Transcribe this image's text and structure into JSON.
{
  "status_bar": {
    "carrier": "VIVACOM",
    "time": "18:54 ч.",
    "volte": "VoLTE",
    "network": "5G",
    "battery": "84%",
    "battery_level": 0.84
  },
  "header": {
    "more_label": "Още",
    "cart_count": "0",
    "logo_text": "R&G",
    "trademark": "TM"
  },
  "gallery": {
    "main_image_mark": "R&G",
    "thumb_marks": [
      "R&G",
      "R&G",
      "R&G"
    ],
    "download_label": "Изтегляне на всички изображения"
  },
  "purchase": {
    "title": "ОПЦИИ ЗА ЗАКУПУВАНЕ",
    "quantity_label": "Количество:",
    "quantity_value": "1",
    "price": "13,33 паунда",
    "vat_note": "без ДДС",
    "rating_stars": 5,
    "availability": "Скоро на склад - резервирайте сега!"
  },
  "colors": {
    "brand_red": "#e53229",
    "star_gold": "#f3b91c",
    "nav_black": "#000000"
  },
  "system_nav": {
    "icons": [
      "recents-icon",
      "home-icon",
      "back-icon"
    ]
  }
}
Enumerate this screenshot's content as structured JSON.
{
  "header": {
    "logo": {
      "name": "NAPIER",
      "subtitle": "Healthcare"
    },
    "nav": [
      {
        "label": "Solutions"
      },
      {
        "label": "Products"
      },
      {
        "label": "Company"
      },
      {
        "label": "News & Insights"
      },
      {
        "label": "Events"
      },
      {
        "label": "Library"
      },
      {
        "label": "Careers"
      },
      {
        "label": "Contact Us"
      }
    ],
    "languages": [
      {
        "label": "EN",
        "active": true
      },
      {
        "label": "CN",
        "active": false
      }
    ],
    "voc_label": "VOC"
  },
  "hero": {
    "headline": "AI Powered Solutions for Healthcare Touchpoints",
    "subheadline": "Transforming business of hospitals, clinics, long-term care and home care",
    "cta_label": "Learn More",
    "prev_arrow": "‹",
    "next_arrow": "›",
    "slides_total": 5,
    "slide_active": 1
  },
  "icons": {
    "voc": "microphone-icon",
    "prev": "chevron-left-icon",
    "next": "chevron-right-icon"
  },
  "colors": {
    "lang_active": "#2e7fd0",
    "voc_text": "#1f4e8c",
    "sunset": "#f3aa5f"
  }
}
——
Exercise objective:
Nothing in the listing may be changed; retype it all exactly.

Answer for the task:
Transcribe this image's text and structure into JSON.
{
  "status_bar": {
    "carrier": "VIVACOM",
    "time": "18:54 ч.",
    "volte": "VoLTE",
    "network": "5G",
    "battery": "84%",
    "battery_level": 0.84
  },
  "header": {
    "more_label": "Още",
    "cart_count": "0",
    "logo_text": "R&G",
    "trademark": "TM"
  },
  "gallery": {
    "main_image_mark": "R&G",
    "thumb_marks": [
      "R&G",
      "R&G",
      "R&G"
    ],
    "download_label": "Изтегляне на всички изображения"
  },
  "purchase": {
    "title": "ОПЦИИ ЗА ЗАКУПУВАНЕ",
    "quantity_label": "Количество:",
    "quantity_value": "1",
    "price": "13,33 паунда",
    "vat_note": "без ДДС",
    "rating_stars": 5,
    "availability": "Скоро на склад - резервирайте сега!"
  },
  "colors": {
    "brand_red": "#e53229",
    "star_gold": "#f3b91c",
    "nav_black": "#000000"
  },
  "system_nav": {
    "icons": [
      "recents-icon",
      "home-icon",
      "back-icon"
    ]
  }
}
Enumerate this screenshot's content as structured JSON.
{
  "header": {
    "logo": {
      "name": "NAPIER",
      "subtitle": "Healthcare"
    },
    "nav": [
      {
        "label": "Solutions"
      },
      {
        "label": "Products"
      },
      {
        "label": "Company"
      },
      {
        "label": "News & Insights"
      },
      {
        "label": "Events"
      },
      {
        "label": "Library"
      },
      {
        "label": "Careers"
      },
      {
        "label": "Contact Us"
      }
    ],
    "languages": [
      {
        "label": "EN",
        "active": true
      },
      {
        "label": "CN",
        "active": false
      }
    ],
    "voc_label": "VOC"
  },
  "hero": {
    "headline": "AI Powered Solutions for Healthcare Touchpoints",
    "subheadline": "Transforming business of hospitals, clinics, long-term care and home care",
    "cta_label": "Learn More",
    "prev_arrow": "‹",
    "next_arrow": "›",
    "slides_total": 5,
    "slide_active": 1
  },
  "icons": {
    "voc": "microphone-icon",
    "prev": "chevron-left-icon",
    "next": "chevron-right-icon"
  },
  "colors": {
    "lang_active": "#2e7fd0",
    "voc_text": "#1f4e8c",
    "sunset": "#f3aa5f"
  }
}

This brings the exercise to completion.